EXERCISE INSTRUCTIONS
Take all the material and copy it exactly.

INFORMATION PROVIDED

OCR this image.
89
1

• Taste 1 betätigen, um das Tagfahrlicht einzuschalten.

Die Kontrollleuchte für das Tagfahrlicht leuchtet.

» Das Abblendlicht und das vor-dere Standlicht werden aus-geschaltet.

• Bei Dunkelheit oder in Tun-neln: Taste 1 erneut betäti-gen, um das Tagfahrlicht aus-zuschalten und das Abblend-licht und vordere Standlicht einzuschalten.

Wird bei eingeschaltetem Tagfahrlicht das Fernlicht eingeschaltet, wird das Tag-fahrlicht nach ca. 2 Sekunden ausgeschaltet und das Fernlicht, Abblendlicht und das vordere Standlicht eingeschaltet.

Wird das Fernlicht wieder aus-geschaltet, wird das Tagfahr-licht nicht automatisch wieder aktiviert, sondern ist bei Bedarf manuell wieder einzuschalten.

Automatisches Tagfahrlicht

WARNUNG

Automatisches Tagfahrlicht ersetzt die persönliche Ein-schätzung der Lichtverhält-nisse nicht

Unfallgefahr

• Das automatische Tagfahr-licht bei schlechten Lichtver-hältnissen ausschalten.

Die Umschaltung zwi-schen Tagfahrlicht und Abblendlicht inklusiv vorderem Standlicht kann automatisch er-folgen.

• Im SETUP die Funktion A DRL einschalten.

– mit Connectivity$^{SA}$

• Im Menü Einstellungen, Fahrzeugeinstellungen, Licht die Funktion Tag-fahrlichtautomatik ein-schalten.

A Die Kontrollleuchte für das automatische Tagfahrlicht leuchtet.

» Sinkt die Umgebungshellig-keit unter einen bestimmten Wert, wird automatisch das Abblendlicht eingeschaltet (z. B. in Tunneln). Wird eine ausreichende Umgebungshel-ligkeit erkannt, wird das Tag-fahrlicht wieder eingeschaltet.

FINISHED EXERCISE
OCR this image.
89
1

• Taste 1 betätigen, um das Tagfahrlicht einzuschalten.

Die Kontrollleuchte für das Tagfahrlicht leuchtet.

» Das Abblendlicht und das vor-dere Standlicht werden aus-geschaltet.

• Bei Dunkelheit oder in Tun-neln: Taste 1 erneut betäti-gen, um das Tagfahrlicht aus-zuschalten und das Abblend-licht und vordere Standlicht einzuschalten.

Wird bei eingeschaltetem Tagfahrlicht das Fernlicht eingeschaltet, wird das Tag-fahrlicht nach ca. 2 Sekunden ausgeschaltet und das Fernlicht, Abblendlicht und das vordere Standlicht eingeschaltet.

Wird das Fernlicht wieder aus-geschaltet, wird das Tagfahr-licht nicht automatisch wieder aktiviert, sondern ist bei Bedarf manuell wieder einzuschalten.

Automatisches Tagfahrlicht

WARNUNG

Automatisches Tagfahrlicht ersetzt die persönliche Ein-schätzung der Lichtverhält-nisse nicht

Unfallgefahr

• Das automatische Tagfahr-licht bei schlechten Lichtver-hältnissen ausschalten.

Die Umschaltung zwi-schen Tagfahrlicht und Abblendlicht inklusiv vorderem Standlicht kann automatisch er-folgen.

• Im SETUP die Funktion A DRL einschalten.

– mit Connectivity$^{SA}$

• Im Menü Einstellungen, Fahrzeugeinstellungen, Licht die Funktion Tag-fahrlichtautomatik ein-schalten.

A Die Kontrollleuchte für das automatische Tagfahrlicht leuchtet.

» Sinkt die Umgebungshellig-keit unter einen bestimmten Wert, wird automatisch das Abblendlicht eingeschaltet (z. B. in Tunneln). Wird eine ausreichende Umgebungshel-ligkeit erkannt, wird das Tag-fahrlicht wieder eingeschaltet.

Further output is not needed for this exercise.